*Exercise*.
Copy every line of the records below that holds the word "title".

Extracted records
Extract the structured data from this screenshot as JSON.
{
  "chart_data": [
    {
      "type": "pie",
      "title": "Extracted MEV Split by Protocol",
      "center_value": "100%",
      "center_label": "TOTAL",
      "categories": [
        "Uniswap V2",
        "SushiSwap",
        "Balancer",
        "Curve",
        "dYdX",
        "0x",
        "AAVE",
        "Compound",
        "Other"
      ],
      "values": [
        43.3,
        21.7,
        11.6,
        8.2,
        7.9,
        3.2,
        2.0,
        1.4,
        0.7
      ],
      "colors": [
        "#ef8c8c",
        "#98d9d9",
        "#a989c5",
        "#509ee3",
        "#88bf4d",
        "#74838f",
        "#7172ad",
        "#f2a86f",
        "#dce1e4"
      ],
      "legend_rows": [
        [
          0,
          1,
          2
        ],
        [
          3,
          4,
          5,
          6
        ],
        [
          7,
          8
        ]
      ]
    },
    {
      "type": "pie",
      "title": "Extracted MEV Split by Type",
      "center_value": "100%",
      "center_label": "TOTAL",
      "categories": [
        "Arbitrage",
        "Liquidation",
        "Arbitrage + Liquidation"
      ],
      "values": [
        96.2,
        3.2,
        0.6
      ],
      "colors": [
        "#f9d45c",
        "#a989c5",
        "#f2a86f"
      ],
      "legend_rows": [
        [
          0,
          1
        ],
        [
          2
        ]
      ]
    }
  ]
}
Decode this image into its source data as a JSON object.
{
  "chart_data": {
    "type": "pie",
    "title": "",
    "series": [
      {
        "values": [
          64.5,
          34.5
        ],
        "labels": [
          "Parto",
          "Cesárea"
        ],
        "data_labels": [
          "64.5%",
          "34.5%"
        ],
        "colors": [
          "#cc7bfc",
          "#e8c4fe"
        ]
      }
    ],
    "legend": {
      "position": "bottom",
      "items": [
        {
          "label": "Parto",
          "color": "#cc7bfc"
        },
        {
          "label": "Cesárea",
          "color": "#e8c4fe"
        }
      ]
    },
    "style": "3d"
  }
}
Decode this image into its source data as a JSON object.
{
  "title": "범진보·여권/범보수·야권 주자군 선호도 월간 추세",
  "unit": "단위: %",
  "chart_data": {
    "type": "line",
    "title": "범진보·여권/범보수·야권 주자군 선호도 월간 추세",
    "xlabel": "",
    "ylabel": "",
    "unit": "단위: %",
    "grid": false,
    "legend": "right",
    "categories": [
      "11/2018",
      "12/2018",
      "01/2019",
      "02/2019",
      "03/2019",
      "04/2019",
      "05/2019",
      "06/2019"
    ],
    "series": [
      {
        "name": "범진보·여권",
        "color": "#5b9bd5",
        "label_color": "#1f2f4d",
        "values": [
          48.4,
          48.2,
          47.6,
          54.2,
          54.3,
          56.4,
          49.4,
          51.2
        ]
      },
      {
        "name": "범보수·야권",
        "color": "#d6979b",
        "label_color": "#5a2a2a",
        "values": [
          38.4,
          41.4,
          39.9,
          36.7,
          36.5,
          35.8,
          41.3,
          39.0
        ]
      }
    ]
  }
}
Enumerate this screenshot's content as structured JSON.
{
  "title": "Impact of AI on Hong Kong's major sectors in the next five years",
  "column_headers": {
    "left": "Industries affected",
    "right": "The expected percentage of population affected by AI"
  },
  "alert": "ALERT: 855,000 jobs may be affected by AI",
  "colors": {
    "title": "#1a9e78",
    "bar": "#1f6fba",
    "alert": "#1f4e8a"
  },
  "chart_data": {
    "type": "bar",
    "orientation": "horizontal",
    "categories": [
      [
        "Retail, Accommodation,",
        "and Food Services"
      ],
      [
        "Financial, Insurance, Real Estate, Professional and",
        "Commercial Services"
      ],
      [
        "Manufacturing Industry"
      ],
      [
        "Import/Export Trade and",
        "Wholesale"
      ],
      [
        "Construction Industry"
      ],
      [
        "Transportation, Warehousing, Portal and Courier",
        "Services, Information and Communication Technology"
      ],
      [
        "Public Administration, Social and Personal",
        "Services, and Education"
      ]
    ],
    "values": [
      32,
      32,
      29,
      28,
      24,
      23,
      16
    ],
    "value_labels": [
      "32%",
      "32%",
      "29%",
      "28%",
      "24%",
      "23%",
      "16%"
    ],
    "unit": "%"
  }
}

*Finished task*.
      "title": "Extracted MEV Split by Protocol",
      "title": "Extracted MEV Split by Type",
    "title": "",
  "title": "범진보·여권/범보수·야권 주자군 선호도 월간 추세",
    "title": "범진보·여권/범보수·야권 주자군 선호도 월간 추세",
  "title": "Impact of AI on Hong Kong's major sectors in the next five years",
    "title": "#1a9e78",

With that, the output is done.